--- Record set ---

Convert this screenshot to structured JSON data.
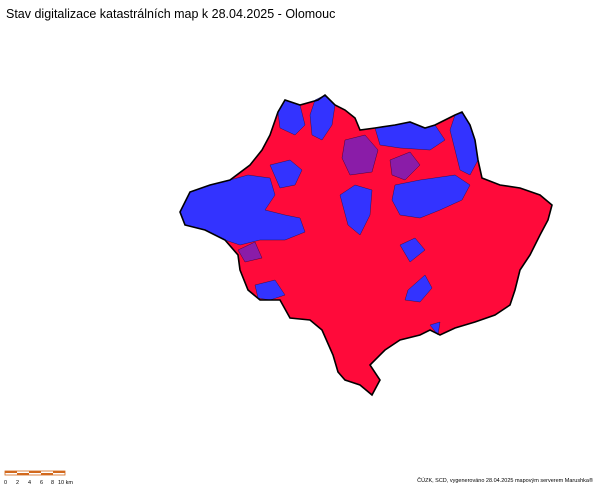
{
  "title": "Stav digitalizace katastrálních map k 28.04.2025 - Olomouc",
  "scale_bar": {
    "labels": [
      "0",
      "2",
      "4",
      "6",
      "8",
      "10 km"
    ]
  },
  "credit": "ČÚZK, SCD, vygenerováno 28.04.2025 mapovým serverem Marushka®"
}
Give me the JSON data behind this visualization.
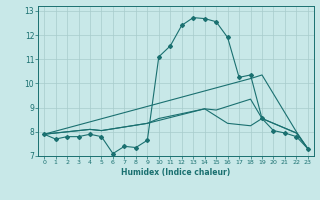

---

◆ Task description: Give back every line exactly as it stands, pictures excluded.

◆ The answer:
Convert this screenshot to structured JSON data.
{
  "title": "Stav digitalizace katastrálních map k 28.04.2025 - Olomouc",
  "scale_bar": {
    "labels": [
      "0",
      "2",
      "4",
      "6",
      "8",
      "10 km"
    ]
  },
  "credit": "ČÚZK, SCD, vygenerováno 28.04.2025 mapovým serverem Marushka®"
}
Give me the JSON data behind this visualization.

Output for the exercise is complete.